───── Entries provided ─────

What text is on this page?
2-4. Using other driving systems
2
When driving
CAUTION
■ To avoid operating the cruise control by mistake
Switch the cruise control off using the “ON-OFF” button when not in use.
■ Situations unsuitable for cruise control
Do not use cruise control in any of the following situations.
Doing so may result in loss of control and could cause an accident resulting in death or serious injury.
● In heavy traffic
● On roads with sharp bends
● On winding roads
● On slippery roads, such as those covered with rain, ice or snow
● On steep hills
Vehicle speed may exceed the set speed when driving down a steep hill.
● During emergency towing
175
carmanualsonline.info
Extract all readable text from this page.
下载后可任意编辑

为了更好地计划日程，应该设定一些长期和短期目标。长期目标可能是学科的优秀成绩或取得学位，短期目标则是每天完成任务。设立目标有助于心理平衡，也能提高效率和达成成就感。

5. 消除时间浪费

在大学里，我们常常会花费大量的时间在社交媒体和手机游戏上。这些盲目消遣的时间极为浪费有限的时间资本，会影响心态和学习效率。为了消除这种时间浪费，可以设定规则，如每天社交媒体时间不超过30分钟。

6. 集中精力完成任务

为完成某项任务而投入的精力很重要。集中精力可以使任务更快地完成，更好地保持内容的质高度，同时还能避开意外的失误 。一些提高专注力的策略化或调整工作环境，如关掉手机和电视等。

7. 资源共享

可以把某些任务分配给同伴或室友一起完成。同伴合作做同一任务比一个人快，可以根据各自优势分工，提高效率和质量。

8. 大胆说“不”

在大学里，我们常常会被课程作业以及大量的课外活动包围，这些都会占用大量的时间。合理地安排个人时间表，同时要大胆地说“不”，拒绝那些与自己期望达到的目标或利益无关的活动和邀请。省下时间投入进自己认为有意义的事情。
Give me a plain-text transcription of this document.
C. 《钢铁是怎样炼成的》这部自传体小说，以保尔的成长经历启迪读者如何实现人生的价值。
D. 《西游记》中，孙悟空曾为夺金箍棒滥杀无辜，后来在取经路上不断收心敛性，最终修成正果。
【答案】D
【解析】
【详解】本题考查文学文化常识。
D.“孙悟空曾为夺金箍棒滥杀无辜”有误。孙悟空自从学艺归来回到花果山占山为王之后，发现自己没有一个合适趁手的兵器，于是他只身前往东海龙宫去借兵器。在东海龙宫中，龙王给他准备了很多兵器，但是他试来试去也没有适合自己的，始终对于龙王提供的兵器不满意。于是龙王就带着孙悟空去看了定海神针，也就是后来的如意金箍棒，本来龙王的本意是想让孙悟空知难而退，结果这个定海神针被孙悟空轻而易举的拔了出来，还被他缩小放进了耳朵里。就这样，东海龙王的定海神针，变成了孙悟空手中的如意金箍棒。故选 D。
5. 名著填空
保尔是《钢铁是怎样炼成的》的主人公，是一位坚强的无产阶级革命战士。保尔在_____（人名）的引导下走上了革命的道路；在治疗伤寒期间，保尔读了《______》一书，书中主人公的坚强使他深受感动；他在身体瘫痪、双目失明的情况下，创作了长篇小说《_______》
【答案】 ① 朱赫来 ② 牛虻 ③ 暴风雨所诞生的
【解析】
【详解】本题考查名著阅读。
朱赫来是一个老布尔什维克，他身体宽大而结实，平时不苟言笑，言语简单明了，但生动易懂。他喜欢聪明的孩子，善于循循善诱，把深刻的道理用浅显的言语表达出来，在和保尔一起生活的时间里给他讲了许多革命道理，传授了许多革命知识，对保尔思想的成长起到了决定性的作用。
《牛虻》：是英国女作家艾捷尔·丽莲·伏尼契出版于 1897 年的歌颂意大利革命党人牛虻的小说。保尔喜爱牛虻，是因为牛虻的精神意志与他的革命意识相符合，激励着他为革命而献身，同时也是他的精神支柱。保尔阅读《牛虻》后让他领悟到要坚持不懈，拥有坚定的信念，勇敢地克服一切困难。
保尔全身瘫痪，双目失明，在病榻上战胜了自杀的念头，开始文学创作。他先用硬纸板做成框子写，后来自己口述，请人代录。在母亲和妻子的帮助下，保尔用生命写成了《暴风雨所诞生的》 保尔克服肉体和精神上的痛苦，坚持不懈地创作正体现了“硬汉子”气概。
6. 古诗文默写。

─────

◆ What is asked
In the entries above, find the line containing "Extract all readable text from this page.". Set down that line and every line after it through the last one, exactly and alone.

◆ Response to the task
Extract all readable text from this page.
下载后可任意编辑

为了更好地计划日程，应该设定一些长期和短期目标。长期目标可能是学科的优秀成绩或取得学位，短期目标则是每天完成任务。设立目标有助于心理平衡，也能提高效率和达成成就感。

5. 消除时间浪费

在大学里，我们常常会花费大量的时间在社交媒体和手机游戏上。这些盲目消遣的时间极为浪费有限的时间资本，会影响心态和学习效率。为了消除这种时间浪费，可以设定规则，如每天社交媒体时间不超过30分钟。

6. 集中精力完成任务

为完成某项任务而投入的精力很重要。集中精力可以使任务更快地完成，更好地保持内容的质高度，同时还能避开意外的失误 。一些提高专注力的策略化或调整工作环境，如关掉手机和电视等。

7. 资源共享

可以把某些任务分配给同伴或室友一起完成。同伴合作做同一任务比一个人快，可以根据各自优势分工，提高效率和质量。

8. 大胆说“不”

在大学里，我们常常会被课程作业以及大量的课外活动包围，这些都会占用大量的时间。合理地安排个人时间表，同时要大胆地说“不”，拒绝那些与自己期望达到的目标或利益无关的活动和邀请。省下时间投入进自己认为有意义的事情。
Give me a plain-text transcription of this document.
C. 《钢铁是怎样炼成的》这部自传体小说，以保尔的成长经历启迪读者如何实现人生的价值。
D. 《西游记》中，孙悟空曾为夺金箍棒滥杀无辜，后来在取经路上不断收心敛性，最终修成正果。
【答案】D
【解析】
【详解】本题考查文学文化常识。
D.“孙悟空曾为夺金箍棒滥杀无辜”有误。孙悟空自从学艺归来回到花果山占山为王之后，发现自己没有一个合适趁手的兵器，于是他只身前往东海龙宫去借兵器。在东海龙宫中，龙王给他准备了很多兵器，但是他试来试去也没有适合自己的，始终对于龙王提供的兵器不满意。于是龙王就带着孙悟空去看了定海神针，也就是后来的如意金箍棒，本来龙王的本意是想让孙悟空知难而退，结果这个定海神针被孙悟空轻而易举的拔了出来，还被他缩小放进了耳朵里。就这样，东海龙王的定海神针，变成了孙悟空手中的如意金箍棒。故选 D。
5. 名著填空
保尔是《钢铁是怎样炼成的》的主人公，是一位坚强的无产阶级革命战士。保尔在_____（人名）的引导下走上了革命的道路；在治疗伤寒期间，保尔读了《______》一书，书中主人公的坚强使他深受感动；他在身体瘫痪、双目失明的情况下，创作了长篇小说《_______》
【答案】 ① 朱赫来 ② 牛虻 ③ 暴风雨所诞生的
【解析】
【详解】本题考查名著阅读。
朱赫来是一个老布尔什维克，他身体宽大而结实，平时不苟言笑，言语简单明了，但生动易懂。他喜欢聪明的孩子，善于循循善诱，把深刻的道理用浅显的言语表达出来，在和保尔一起生活的时间里给他讲了许多革命道理，传授了许多革命知识，对保尔思想的成长起到了决定性的作用。
《牛虻》：是英国女作家艾捷尔·丽莲·伏尼契出版于 1897 年的歌颂意大利革命党人牛虻的小说。保尔喜爱牛虻，是因为牛虻的精神意志与他的革命意识相符合，激励着他为革命而献身，同时也是他的精神支柱。保尔阅读《牛虻》后让他领悟到要坚持不懈，拥有坚定的信念，勇敢地克服一切困难。
保尔全身瘫痪，双目失明，在病榻上战胜了自杀的念头，开始文学创作。他先用硬纸板做成框子写，后来自己口述，请人代录。在母亲和妻子的帮助下，保尔用生命写成了《暴风雨所诞生的》 保尔克服肉体和精神上的痛苦，坚持不懈地创作正体现了“硬汉子”气概。
6. 古诗文默写。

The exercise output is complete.